**Problem requirements:**
Please transcribe the entries exactly and omit the images they contain.
BEGIN
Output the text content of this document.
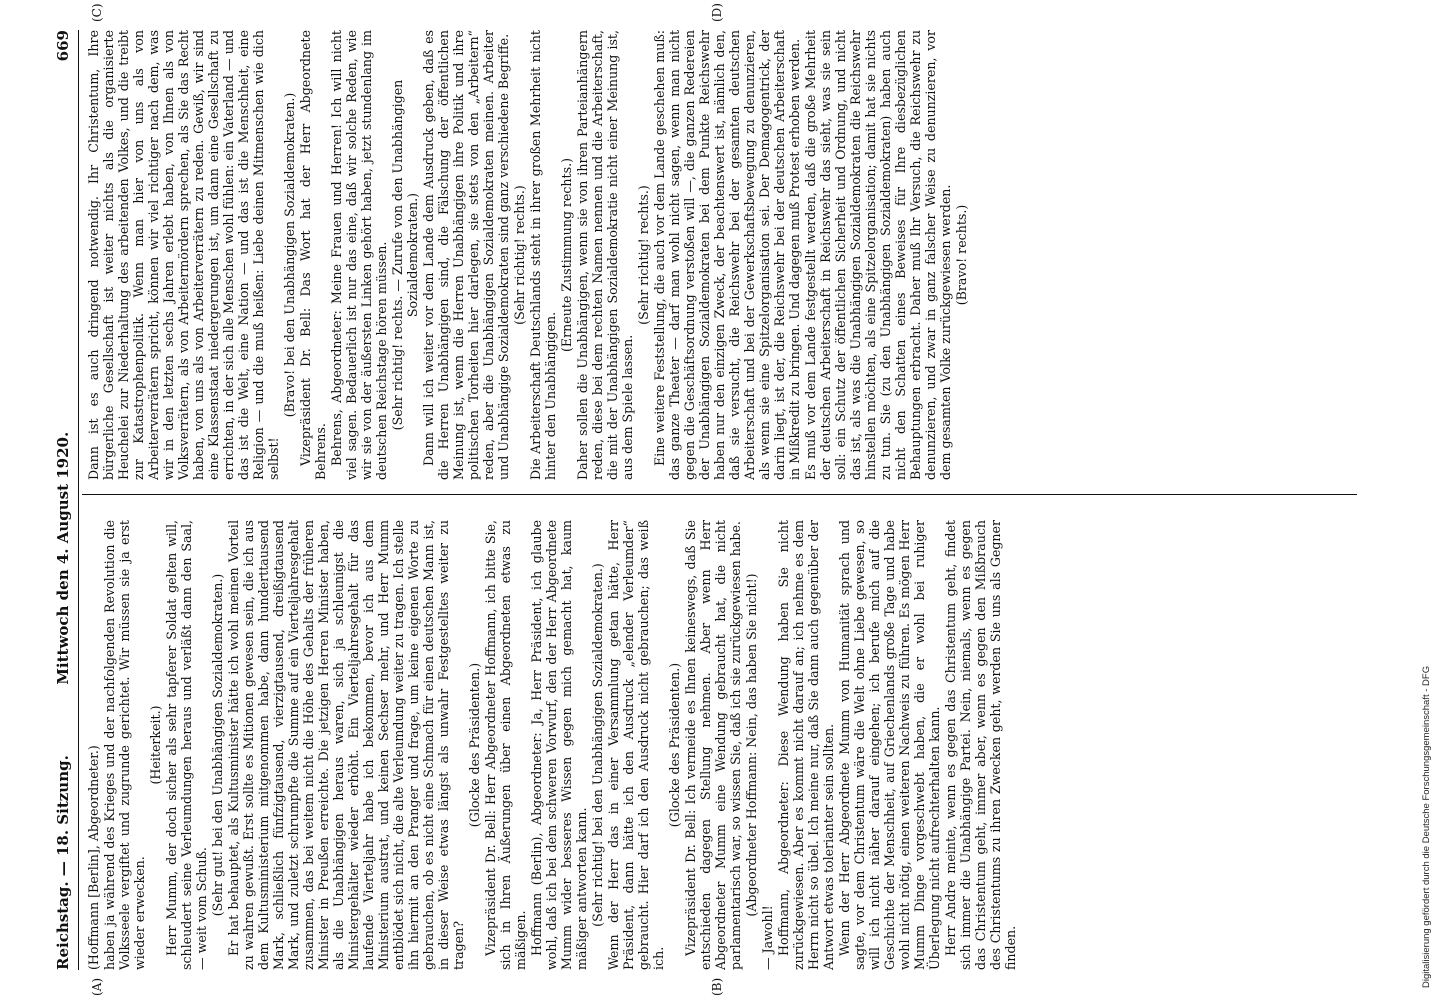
Reichstag. — 18. Sitzung.
Mittwoch den 4. August 1920.  669
(A)	(B)
(C)	(D)

(Hoffmann [Berlin], Abgeordneter.) haben ja während des Krieges und der nachfolgenden Revolution die Volksseele vergiftet und zugrunde gerichtet. Wir müssen sie ja erst wieder erwecken.

(Heiterkeit.) Herr Mumm, der doch sicher als sehr tapferer Soldat gelten will, schleudert seine Verleumdungen heraus und verläßt dann den Saal, — weit vom Schuß. (Sehr gut! bei den Unabhängigen Sozialdemokraten.) Er hat behauptet, als Kultusminister hätte ich wohl meinen Vorteil zu wahren gewußt. Erst sollte es Mitionen gewesen sein, die ich aus dem Kultusministerium mitgenommen habe, dann hunderttausend Mark, schließlich fünfzigtausend, vierzigtausend, dreißigtausend Mark, und zuletzt schrumpfte die Summe auf ein Vierteljahresgehalt zusammen, das bei weitem nicht die Höhe des Gehalts der früheren Minister in Preußen erreichte. Die jetzigen Herren Minister haben, als die Unabhängigen heraus waren, sich ja schleunigst die Ministergehälter wieder erhöht. Ein Vierteljahresgehalt für das laufende Vierteljahr habe ich bekommen, bevor ich aus dem Ministerium austrat, und keinen Sechser mehr, und Herr Mumm entblödet sich nicht, die alte Verleumdung weiter zu tragen. Ich stelle ihn hiermit an den Pranger und frage, um keine eigenen Worte zu gebrauchen, ob es nicht eine Schmach für einen deutschen Mann ist, in dieser Weise etwas längst als unwahr Festgestelltes weiter zu tragen?

(Glocke des Präsidenten.) Vizepräsident Dr. Bell: Herr Abgeordneter Hoffmann, ich bitte Sie, sich in Ihren Äußerungen über einen Abgeordneten etwas zu mäßigen. Hoffmann (Berlin), Abgeordneter: Ja, Herr Präsident, ich glaube wohl, daß ich bei dem schweren Vorwurf, den der Herr Abgeordnete Mumm wider besseres Wissen gegen mich gemacht hat, kaum mäßiger antworten kann. (Sehr richtig! bei den Unabhängigen Sozialdemokraten.) Wenn der Herr das in einer Versammlung getan hätte, Herr Präsident, dann hätte ich den Ausdruck „elender Verleumder“ gebraucht. Hier darf ich den Ausdruck nicht gebrauchen; das weiß ich.

(Glocke des Präsidenten.) Vizepräsident Dr. Bell: Ich vermeide es Ihnen keineswegs, daß Sie entschieden dagegen Stellung nehmen. Aber wenn Herr Abgeordneter Mumm eine Wendung gebraucht hat, die nicht parlamentarisch war, so wissen Sie, daß ich sie zurückgewiesen habe. (Abgeordneter Hoffmann: Nein, das haben Sie nicht!)

— Jawohl! Hoffmann, Abgeordneter: Diese Wendung haben Sie nicht zurückgewiesen. Aber es kommt nicht darauf an; ich nehme es dem Herrn nicht so übel. Ich meine nur, daß Sie dann auch gegenüber der Antwort etwas tolerianter sein sollten. Wenn der Herr Abgeordnete Mumm von Humanität sprach und sagte, vor dem Christentum wäre die Welt ohne Liebe gewesen, so will ich nicht näher darauf eingehen; ich berufe mich auf die Geschichte der Menschheit, auf Griechenlands große Tage und habe wohl nicht nötig, einen weiteren Nachweis zu führen. Es mögen Herr Mumm Dinge vorgeschwebt haben, die er wohl bei ruhiger Überlegung nicht aufrechterhalten kann. Herr Andre meinte, wenn es gegen das Christentum geht, findet sich immer die Unabhängige Partei. Nein, niemals, wenn es gegen das Christentum geht, immer aber, wenn es gegen den Mißbrauch des Christentums zu ihren Zwecken geht, werden Sie uns als Gegner finden.

Dann ist es auch dringend notwendig. Ihr Christentum, Ihre bürgerliche Gesellschaft ist weiter nichts als die organisierte Heuchelei zur Niederhaltung des arbeitenden Volkes, und die treibt zur Katastrophenpolitik. Wenn man hier von uns als von Arbeiterverrätern spricht, können wir viel richtiger nach dem, was wir in den letzten sechs Jahren erlebt haben, von Ihnen als von Volksverrätern, als von Arbeitermördern sprechen, als Sie das Recht haben, von uns als von Arbeiterverrätern zu reden. Gewiß, wir sind eine Klassenstaat niedergerungen ist, um dann eine Gesellschaft zu errichten, in der sich alle Menschen wohl fühlen: ein Vaterland — und das ist die Welt, eine Nation — und das ist die Menschheit, eine Religion — und die muß heißen: Liebe deinen Mitmenschen wie dich selbst!

(Bravo! bei den Unabhängigen Sozialdemokraten.) Vizepräsident Dr. Bell: Das Wort hat der Herr Abgeordnete Behrens. Behrens, Abgeordneter: Meine Frauen und Herren! Ich will nicht viel sagen. Bedauerlich ist nur das eine, daß wir solche Reden, wie wir sie von der äußersten Linken gehört haben, jetzt stundenlang im deutschen Reichstage hören müssen. (Sehr richtig! rechts. — Zurufe von den Unabhängigen Sozialdemokraten.) Dann will ich weiter vor dem Lande dem Ausdruck geben, daß es die Herren Unabhängigen sind, die Fälschung der öffentlichen Meinung ist, wenn die Herren Unabhängigen ihre Politik und ihre politischen Torheiten hier darlegen, sie stets von den „Arbeitern“ reden, aber die Unabhängigen Sozialdemokraten meinen. Arbeiter und Unabhängige Sozialdemokraten sind ganz verschiedene Begriffe. (Sehr richtig! rechts.) Die Arbeiterschaft Deutschlands steht in ihrer großen Mehrheit nicht hinter den Unabhängigen.

(Erneute Zustimmung rechts.) Daher sollen die Unabhängigen, wenn sie von ihren Parteianhängern reden, diese bei dem rechten Namen nennen und die Arbeiterschaft, die mit der Unabhängigen Sozialdemokratie nicht einer Meinung ist, aus dem Spiele lassen.

(Sehr richtig! rechts.) Eine weitere Feststellung, die auch vor dem Lande geschehen muß: das ganze Theater — darf man wohl nicht sagen, wenn man nicht gegen die Geschäftsordnung verstoßen will —, die ganzen Redereien der Unabhängigen Sozialdemokraten bei dem Punkte Reichswehr haben nur den einzigen Zweck, der beachtenswert ist, nämlich den, daß sie versucht, die Reichswehr bei der gesamten deutschen Arbeiterschaft und bei der Gewerkschaftsbewegung zu denunzieren, als wenn sie eine Spitzelorganisation sei. Der Demagogentrick, der darin liegt, ist der, die Reichswehr bei der deutschen Arbeiterschaft in Mißkredit zu bringen. Und dagegen muß Protest erhoben werden. Es muß vor dem Lande festgestellt werden, daß die große Mehrheit der deutschen Arbeiterschaft in Reichswehr das sieht, was sie sein soll: ein Schutz der öffentlichen Sicherheit und Ordnung, und nicht das ist, als was die Unabhängigen Sozialdemokraten die Reichswehr hinstellen möchten, als eine Spitzelorganisation; damit hat sie nichts zu tun. Sie (zu den Unabhängigen Sozialdemokraten) haben auch nicht den Schatten eines Beweises für Ihre diesbezüglichen Behauptungen erbracht. Daher muß Ihr Versuch, die Reichswehr zu denunzieren, und zwar in ganz falscher Weise zu denunzieren, vor dem gesamten Volke zurückgewiesen werden. (Bravo! rechts.)

Digitalisierung gefördert durch die Deutsche Forschungsgemeinschaft - DFG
END
**Output below:**
Output the text content of this document.
Reichstag. — 18. Sitzung.
Mittwoch den 4. August 1920.  669
(A)	(B)
(C)	(D)

(Hoffmann [Berlin], Abgeordneter.) haben ja während des Krieges und der nachfolgenden Revolution die Volksseele vergiftet und zugrunde gerichtet. Wir müssen sie ja erst wieder erwecken.

(Heiterkeit.) Herr Mumm, der doch sicher als sehr tapferer Soldat gelten will, schleudert seine Verleumdungen heraus und verläßt dann den Saal, — weit vom Schuß. (Sehr gut! bei den Unabhängigen Sozialdemokraten.) Er hat behauptet, als Kultusminister hätte ich wohl meinen Vorteil zu wahren gewußt. Erst sollte es Mitionen gewesen sein, die ich aus dem Kultusministerium mitgenommen habe, dann hunderttausend Mark, schließlich fünfzigtausend, vierzigtausend, dreißigtausend Mark, und zuletzt schrumpfte die Summe auf ein Vierteljahresgehalt zusammen, das bei weitem nicht die Höhe des Gehalts der früheren Minister in Preußen erreichte. Die jetzigen Herren Minister haben, als die Unabhängigen heraus waren, sich ja schleunigst die Ministergehälter wieder erhöht. Ein Vierteljahresgehalt für das laufende Vierteljahr habe ich bekommen, bevor ich aus dem Ministerium austrat, und keinen Sechser mehr, und Herr Mumm entblödet sich nicht, die alte Verleumdung weiter zu tragen. Ich stelle ihn hiermit an den Pranger und frage, um keine eigenen Worte zu gebrauchen, ob es nicht eine Schmach für einen deutschen Mann ist, in dieser Weise etwas längst als unwahr Festgestelltes weiter zu tragen?

(Glocke des Präsidenten.) Vizepräsident Dr. Bell: Herr Abgeordneter Hoffmann, ich bitte Sie, sich in Ihren Äußerungen über einen Abgeordneten etwas zu mäßigen. Hoffmann (Berlin), Abgeordneter: Ja, Herr Präsident, ich glaube wohl, daß ich bei dem schweren Vorwurf, den der Herr Abgeordnete Mumm wider besseres Wissen gegen mich gemacht hat, kaum mäßiger antworten kann. (Sehr richtig! bei den Unabhängigen Sozialdemokraten.) Wenn der Herr das in einer Versammlung getan hätte, Herr Präsident, dann hätte ich den Ausdruck „elender Verleumder“ gebraucht. Hier darf ich den Ausdruck nicht gebrauchen; das weiß ich.

(Glocke des Präsidenten.) Vizepräsident Dr. Bell: Ich vermeide es Ihnen keineswegs, daß Sie entschieden dagegen Stellung nehmen. Aber wenn Herr Abgeordneter Mumm eine Wendung gebraucht hat, die nicht parlamentarisch war, so wissen Sie, daß ich sie zurückgewiesen habe. (Abgeordneter Hoffmann: Nein, das haben Sie nicht!)

— Jawohl! Hoffmann, Abgeordneter: Diese Wendung haben Sie nicht zurückgewiesen. Aber es kommt nicht darauf an; ich nehme es dem Herrn nicht so übel. Ich meine nur, daß Sie dann auch gegenüber der Antwort etwas tolerianter sein sollten. Wenn der Herr Abgeordnete Mumm von Humanität sprach und sagte, vor dem Christentum wäre die Welt ohne Liebe gewesen, so will ich nicht näher darauf eingehen; ich berufe mich auf die Geschichte der Menschheit, auf Griechenlands große Tage und habe wohl nicht nötig, einen weiteren Nachweis zu führen. Es mögen Herr Mumm Dinge vorgeschwebt haben, die er wohl bei ruhiger Überlegung nicht aufrechterhalten kann. Herr Andre meinte, wenn es gegen das Christentum geht, findet sich immer die Unabhängige Partei. Nein, niemals, wenn es gegen das Christentum geht, immer aber, wenn es gegen den Mißbrauch des Christentums zu ihren Zwecken geht, werden Sie uns als Gegner finden.

Dann ist es auch dringend notwendig. Ihr Christentum, Ihre bürgerliche Gesellschaft ist weiter nichts als die organisierte Heuchelei zur Niederhaltung des arbeitenden Volkes, und die treibt zur Katastrophenpolitik. Wenn man hier von uns als von Arbeiterverrätern spricht, können wir viel richtiger nach dem, was wir in den letzten sechs Jahren erlebt haben, von Ihnen als von Volksverrätern, als von Arbeitermördern sprechen, als Sie das Recht haben, von uns als von Arbeiterverrätern zu reden. Gewiß, wir sind eine Klassenstaat niedergerungen ist, um dann eine Gesellschaft zu errichten, in der sich alle Menschen wohl fühlen: ein Vaterland — und das ist die Welt, eine Nation — und das ist die Menschheit, eine Religion — und die muß heißen: Liebe deinen Mitmenschen wie dich selbst!

(Bravo! bei den Unabhängigen Sozialdemokraten.) Vizepräsident Dr. Bell: Das Wort hat der Herr Abgeordnete Behrens. Behrens, Abgeordneter: Meine Frauen und Herren! Ich will nicht viel sagen. Bedauerlich ist nur das eine, daß wir solche Reden, wie wir sie von der äußersten Linken gehört haben, jetzt stundenlang im deutschen Reichstage hören müssen. (Sehr richtig! rechts. — Zurufe von den Unabhängigen Sozialdemokraten.) Dann will ich weiter vor dem Lande dem Ausdruck geben, daß es die Herren Unabhängigen sind, die Fälschung der öffentlichen Meinung ist, wenn die Herren Unabhängigen ihre Politik und ihre politischen Torheiten hier darlegen, sie stets von den „Arbeitern“ reden, aber die Unabhängigen Sozialdemokraten meinen. Arbeiter und Unabhängige Sozialdemokraten sind ganz verschiedene Begriffe. (Sehr richtig! rechts.) Die Arbeiterschaft Deutschlands steht in ihrer großen Mehrheit nicht hinter den Unabhängigen.

(Erneute Zustimmung rechts.) Daher sollen die Unabhängigen, wenn sie von ihren Parteianhängern reden, diese bei dem rechten Namen nennen und die Arbeiterschaft, die mit der Unabhängigen Sozialdemokratie nicht einer Meinung ist, aus dem Spiele lassen.

(Sehr richtig! rechts.) Eine weitere Feststellung, die auch vor dem Lande geschehen muß: das ganze Theater — darf man wohl nicht sagen, wenn man nicht gegen die Geschäftsordnung verstoßen will —, die ganzen Redereien der Unabhängigen Sozialdemokraten bei dem Punkte Reichswehr haben nur den einzigen Zweck, der beachtenswert ist, nämlich den, daß sie versucht, die Reichswehr bei der gesamten deutschen Arbeiterschaft und bei der Gewerkschaftsbewegung zu denunzieren, als wenn sie eine Spitzelorganisation sei. Der Demagogentrick, der darin liegt, ist der, die Reichswehr bei der deutschen Arbeiterschaft in Mißkredit zu bringen. Und dagegen muß Protest erhoben werden. Es muß vor dem Lande festgestellt werden, daß die große Mehrheit der deutschen Arbeiterschaft in Reichswehr das sieht, was sie sein soll: ein Schutz der öffentlichen Sicherheit und Ordnung, und nicht das ist, als was die Unabhängigen Sozialdemokraten die Reichswehr hinstellen möchten, als eine Spitzelorganisation; damit hat sie nichts zu tun. Sie (zu den Unabhängigen Sozialdemokraten) haben auch nicht den Schatten eines Beweises für Ihre diesbezüglichen Behauptungen erbracht. Daher muß Ihr Versuch, die Reichswehr zu denunzieren, und zwar in ganz falscher Weise zu denunzieren, vor dem gesamten Volke zurückgewiesen werden. (Bravo! rechts.)

Digitalisierung gefördert durch die Deutsche Forschungsgemeinschaft - DFG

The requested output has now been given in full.